Problem: Extract all lines containing "image".

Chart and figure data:
'''
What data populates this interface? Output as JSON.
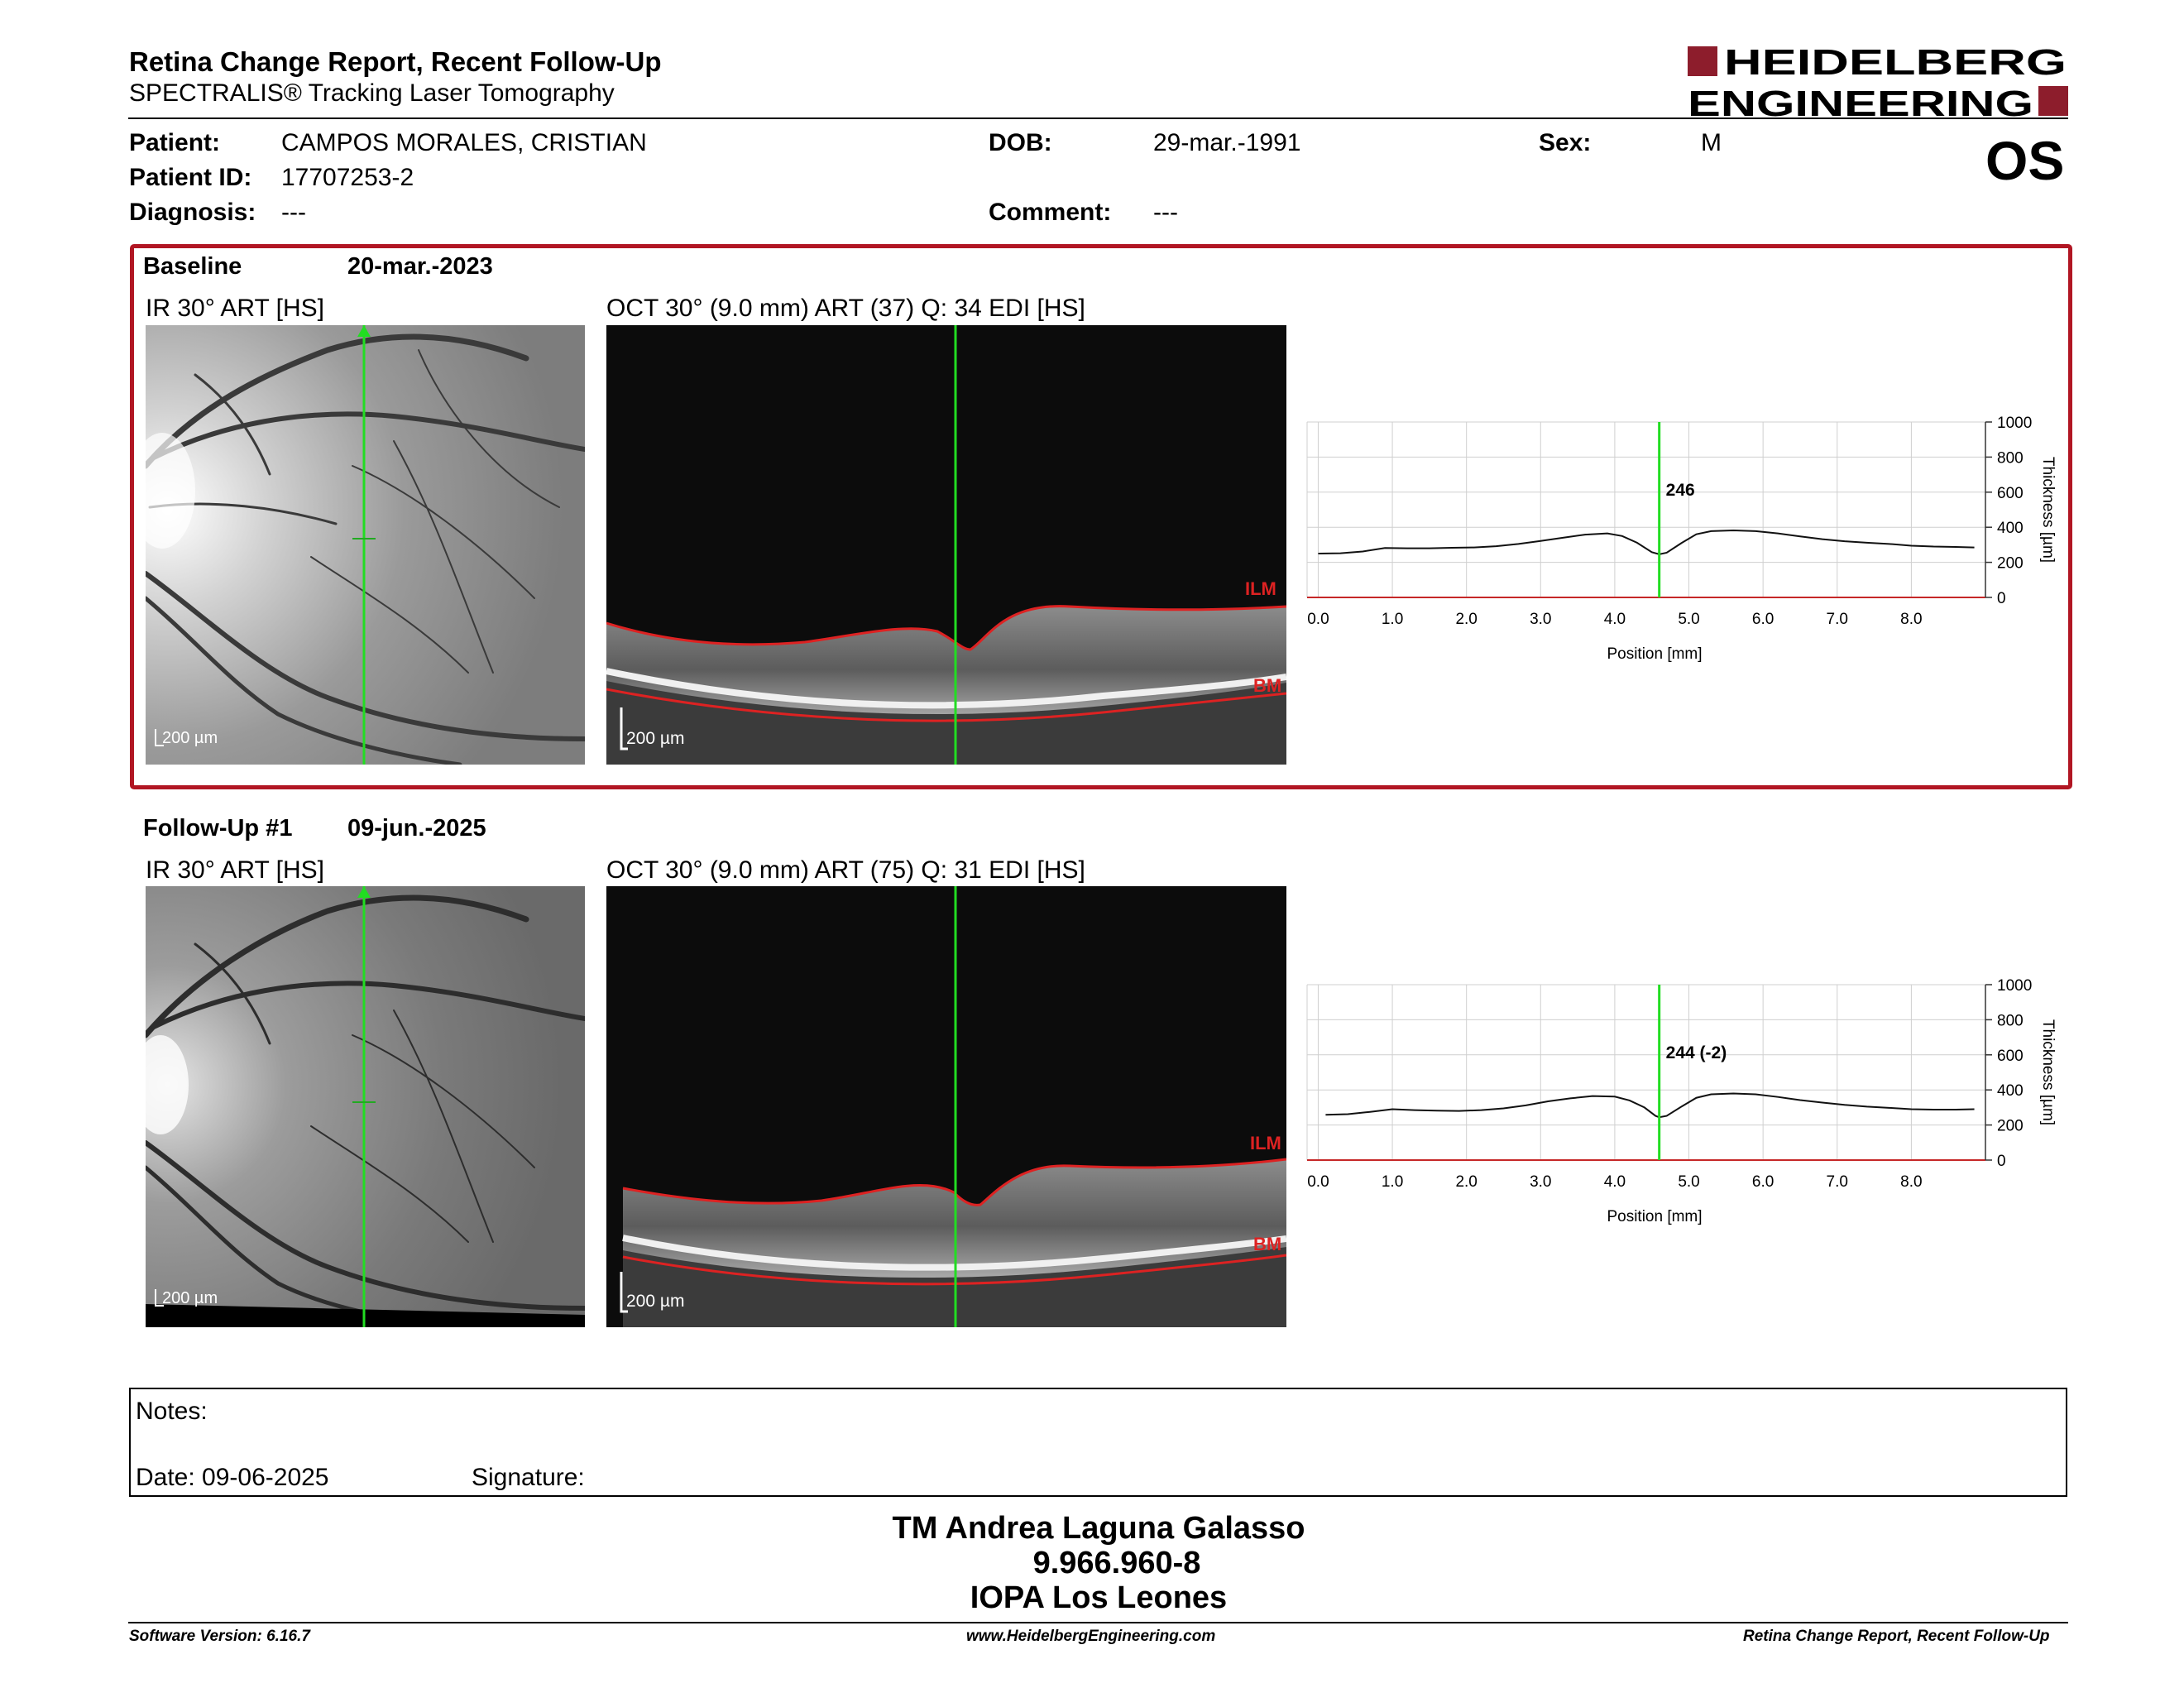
{
  "report": {
    "title": "Retina Change Report, Recent Follow-Up",
    "subtitle": "SPECTRALIS® Tracking Laser Tomography",
    "logo_line1": "HEIDELBERG",
    "logo_line2": "ENGINEERING",
    "eye": "OS"
  },
  "patient": {
    "patient_label": "Patient:",
    "name": "CAMPOS MORALES, CRISTIAN",
    "dob_label": "DOB:",
    "dob": "29-mar.-1991",
    "sex_label": "Sex:",
    "sex": "M",
    "id_label": "Patient ID:",
    "id": "17707253-2",
    "diagnosis_label": "Diagnosis:",
    "diagnosis": "---",
    "comment_label": "Comment:",
    "comment": "---"
  },
  "baseline": {
    "label": "Baseline",
    "date": "20-mar.-2023",
    "ir_label": "IR 30° ART [HS]",
    "oct_label": "OCT 30° (9.0 mm) ART (37) Q: 34 EDI [HS]",
    "ir_scale": "200 µm",
    "oct_scale": "200 µm",
    "ilm": "ILM",
    "bm": "BM",
    "value_label": "246"
  },
  "followup": {
    "label": "Follow-Up #1",
    "date": "09-jun.-2025",
    "ir_label": "IR 30° ART [HS]",
    "oct_label": "OCT 30° (9.0 mm) ART (75) Q: 31 EDI [HS]",
    "ir_scale": "200 µm",
    "oct_scale": "200 µm",
    "ilm": "ILM",
    "bm": "BM",
    "value_label": "244 (-2)"
  },
  "chart_data": [
    {
      "type": "line",
      "xlabel": "Position [mm]",
      "ylabel": "Thickness [µm]",
      "xlim": [
        -0.15,
        9.0
      ],
      "ylim": [
        0,
        1000
      ],
      "x_ticks": [
        "0.0",
        "1.0",
        "2.0",
        "3.0",
        "4.0",
        "5.0",
        "6.0",
        "7.0",
        "8.0"
      ],
      "y_ticks": [
        "0",
        "200",
        "400",
        "600",
        "800",
        "1000"
      ],
      "grid": true,
      "marker_x": 4.6,
      "marker_label": "246",
      "series": [
        {
          "x": [
            0.0,
            0.3,
            0.6,
            0.9,
            1.2,
            1.5,
            1.8,
            2.1,
            2.4,
            2.7,
            3.0,
            3.3,
            3.6,
            3.9,
            4.1,
            4.3,
            4.5,
            4.6,
            4.7,
            4.9,
            5.1,
            5.3,
            5.6,
            5.9,
            6.2,
            6.5,
            6.8,
            7.1,
            7.4,
            7.7,
            8.0,
            8.3,
            8.6,
            8.85
          ],
          "y": [
            250,
            252,
            262,
            282,
            280,
            280,
            283,
            285,
            292,
            305,
            322,
            340,
            358,
            365,
            350,
            312,
            258,
            246,
            255,
            310,
            360,
            378,
            382,
            378,
            365,
            348,
            332,
            320,
            312,
            305,
            295,
            290,
            288,
            285
          ]
        }
      ]
    },
    {
      "type": "line",
      "xlabel": "Position [mm]",
      "ylabel": "Thickness [µm]",
      "xlim": [
        -0.15,
        9.0
      ],
      "ylim": [
        0,
        1000
      ],
      "x_ticks": [
        "0.0",
        "1.0",
        "2.0",
        "3.0",
        "4.0",
        "5.0",
        "6.0",
        "7.0",
        "8.0"
      ],
      "y_ticks": [
        "0",
        "200",
        "400",
        "600",
        "800",
        "1000"
      ],
      "grid": true,
      "marker_x": 4.6,
      "marker_label": "244 (-2)",
      "series": [
        {
          "x": [
            0.1,
            0.4,
            0.7,
            1.0,
            1.3,
            1.6,
            1.9,
            2.2,
            2.5,
            2.8,
            3.1,
            3.4,
            3.7,
            4.0,
            4.2,
            4.4,
            4.55,
            4.6,
            4.7,
            4.9,
            5.1,
            5.3,
            5.6,
            5.9,
            6.2,
            6.5,
            6.8,
            7.1,
            7.4,
            7.7,
            8.0,
            8.3,
            8.6,
            8.85
          ],
          "y": [
            258,
            262,
            275,
            290,
            285,
            282,
            280,
            285,
            295,
            312,
            335,
            352,
            365,
            362,
            340,
            300,
            252,
            244,
            252,
            305,
            355,
            375,
            380,
            375,
            360,
            342,
            328,
            315,
            305,
            298,
            290,
            288,
            288,
            290
          ]
        }
      ]
    }
  ]
}
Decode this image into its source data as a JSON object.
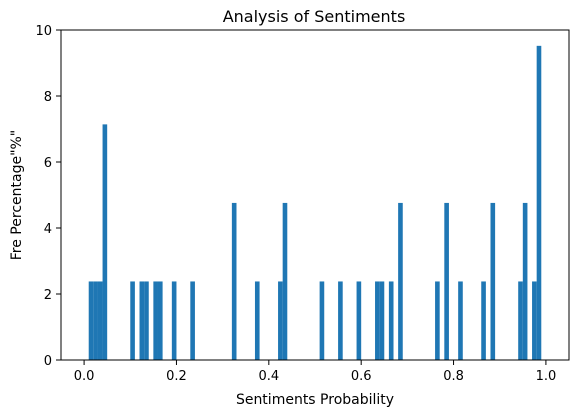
{
  "chart_data": {
    "type": "bar",
    "title": "Analysis of Sentiments",
    "xlabel": "Sentiments Probability",
    "ylabel": "Fre Percentage\"%\"",
    "xlim": [
      -0.05,
      1.05
    ],
    "ylim": [
      0,
      10
    ],
    "xticks": [
      0.0,
      0.2,
      0.4,
      0.6,
      0.8,
      1.0
    ],
    "xtick_labels": [
      "0.0",
      "0.2",
      "0.4",
      "0.6",
      "0.8",
      "1.0"
    ],
    "yticks": [
      0,
      2,
      4,
      6,
      8,
      10
    ],
    "ytick_labels": [
      "0",
      "2",
      "4",
      "6",
      "8",
      "10"
    ],
    "bin_width": 0.01,
    "bar_color": "#1f77b4",
    "grid": false,
    "legend": "none",
    "bins": [
      {
        "x": 0.01,
        "value": 2.38
      },
      {
        "x": 0.02,
        "value": 2.38
      },
      {
        "x": 0.03,
        "value": 2.38
      },
      {
        "x": 0.04,
        "value": 7.14
      },
      {
        "x": 0.1,
        "value": 2.38
      },
      {
        "x": 0.12,
        "value": 2.38
      },
      {
        "x": 0.13,
        "value": 2.38
      },
      {
        "x": 0.15,
        "value": 2.38
      },
      {
        "x": 0.16,
        "value": 2.38
      },
      {
        "x": 0.19,
        "value": 2.38
      },
      {
        "x": 0.23,
        "value": 2.38
      },
      {
        "x": 0.32,
        "value": 4.76
      },
      {
        "x": 0.37,
        "value": 2.38
      },
      {
        "x": 0.42,
        "value": 2.38
      },
      {
        "x": 0.43,
        "value": 4.76
      },
      {
        "x": 0.51,
        "value": 2.38
      },
      {
        "x": 0.55,
        "value": 2.38
      },
      {
        "x": 0.59,
        "value": 2.38
      },
      {
        "x": 0.63,
        "value": 2.38
      },
      {
        "x": 0.64,
        "value": 2.38
      },
      {
        "x": 0.66,
        "value": 2.38
      },
      {
        "x": 0.68,
        "value": 4.76
      },
      {
        "x": 0.76,
        "value": 2.38
      },
      {
        "x": 0.78,
        "value": 4.76
      },
      {
        "x": 0.81,
        "value": 2.38
      },
      {
        "x": 0.86,
        "value": 2.38
      },
      {
        "x": 0.88,
        "value": 4.76
      },
      {
        "x": 0.94,
        "value": 2.38
      },
      {
        "x": 0.95,
        "value": 4.76
      },
      {
        "x": 0.97,
        "value": 2.38
      },
      {
        "x": 0.98,
        "value": 9.52
      }
    ]
  }
}
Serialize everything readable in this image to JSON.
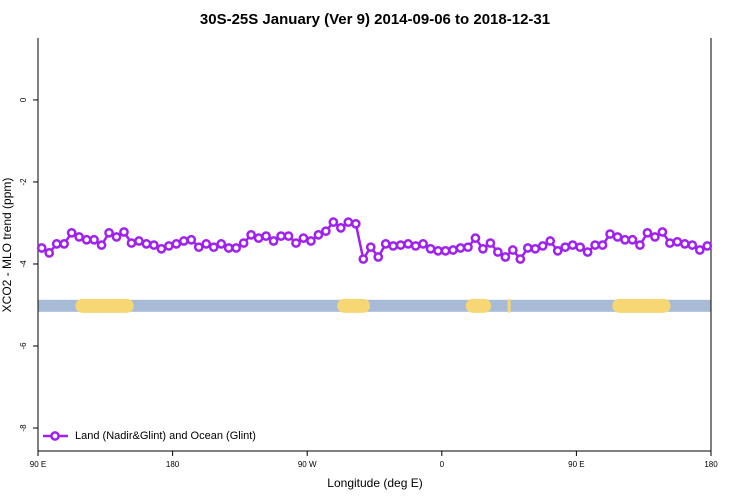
{
  "chart_data": {
    "type": "line",
    "title": "30S-25S January (Ver 9)   2014-09-06 to 2018-12-31",
    "x_label": "Longitude (deg E)",
    "y_label": "XCO2 - MLO trend (ppm)",
    "xlim": [
      90,
      540
    ],
    "ylim": [
      -8.56,
      1.51
    ],
    "xticks": [
      {
        "value": 90,
        "label": "90 E"
      },
      {
        "value": 180,
        "label": "180"
      },
      {
        "value": 270,
        "label": "90 W"
      },
      {
        "value": 360,
        "label": "0"
      },
      {
        "value": 450,
        "label": "90 E"
      },
      {
        "value": 540,
        "label": "180"
      }
    ],
    "yticks": [
      0,
      -2,
      -4,
      -6,
      -8
    ],
    "legend_position": "bottom-left",
    "band_y": -5.02,
    "band_color": "#a7bbd6",
    "land_color": "#f7d774",
    "land_bands": [
      [
        115,
        154
      ],
      [
        290,
        312
      ],
      [
        376,
        393
      ],
      [
        404,
        406
      ],
      [
        474,
        513
      ]
    ],
    "x": [
      92.5,
      97.5,
      102.5,
      107.5,
      112.5,
      117.5,
      122.5,
      127.5,
      132.5,
      137.5,
      142.5,
      147.5,
      152.5,
      157.5,
      162.5,
      167.5,
      172.5,
      177.5,
      182.5,
      187.5,
      192.5,
      197.5,
      202.5,
      207.5,
      212.5,
      217.5,
      222.5,
      227.5,
      232.5,
      237.5,
      242.5,
      247.5,
      252.5,
      257.5,
      262.5,
      267.5,
      272.5,
      277.5,
      282.5,
      287.5,
      292.5,
      297.5,
      302.5,
      307.5,
      312.5,
      317.5,
      322.5,
      327.5,
      332.5,
      337.5,
      342.5,
      347.5,
      352.5,
      357.5,
      362.5,
      367.5,
      372.5,
      377.5,
      382.5,
      387.5,
      392.5,
      397.5,
      402.5,
      407.5,
      412.5,
      417.5,
      422.5,
      427.5,
      432.5,
      437.5,
      442.5,
      447.5,
      452.5,
      457.5,
      462.5,
      467.5,
      472.5,
      477.5,
      482.5,
      487.5,
      492.5,
      497.5,
      502.5,
      507.5,
      512.5,
      517.5,
      522.5,
      527.5,
      532.5,
      537.5
    ],
    "series": [
      {
        "name": "Land (Nadir&Glint) and Ocean (Glint)",
        "color": "#a020f0",
        "values": [
          -3.61,
          -3.73,
          -3.51,
          -3.51,
          -3.24,
          -3.34,
          -3.41,
          -3.41,
          -3.54,
          -3.24,
          -3.34,
          -3.22,
          -3.49,
          -3.44,
          -3.51,
          -3.54,
          -3.63,
          -3.56,
          -3.51,
          -3.44,
          -3.41,
          -3.59,
          -3.51,
          -3.59,
          -3.51,
          -3.61,
          -3.61,
          -3.49,
          -3.29,
          -3.37,
          -3.32,
          -3.44,
          -3.32,
          -3.32,
          -3.49,
          -3.37,
          -3.44,
          -3.29,
          -3.2,
          -2.98,
          -3.12,
          -2.98,
          -3.02,
          -3.88,
          -3.59,
          -3.83,
          -3.51,
          -3.56,
          -3.54,
          -3.51,
          -3.56,
          -3.51,
          -3.63,
          -3.68,
          -3.68,
          -3.66,
          -3.61,
          -3.59,
          -3.37,
          -3.63,
          -3.49,
          -3.71,
          -3.83,
          -3.66,
          -3.88,
          -3.61,
          -3.63,
          -3.56,
          -3.44,
          -3.68,
          -3.59,
          -3.54,
          -3.59,
          -3.71,
          -3.54,
          -3.54,
          -3.27,
          -3.34,
          -3.41,
          -3.41,
          -3.54,
          -3.24,
          -3.34,
          -3.22,
          -3.49,
          -3.46,
          -3.51,
          -3.54,
          -3.66,
          -3.56
        ]
      }
    ]
  }
}
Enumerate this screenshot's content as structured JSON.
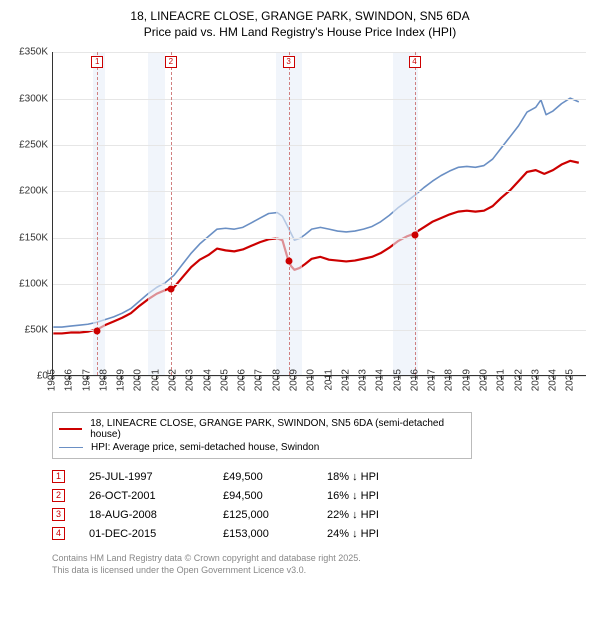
'''
Response:
Decode this image into its source data as a JSON object.
Serialize everything readable in this image to JSON.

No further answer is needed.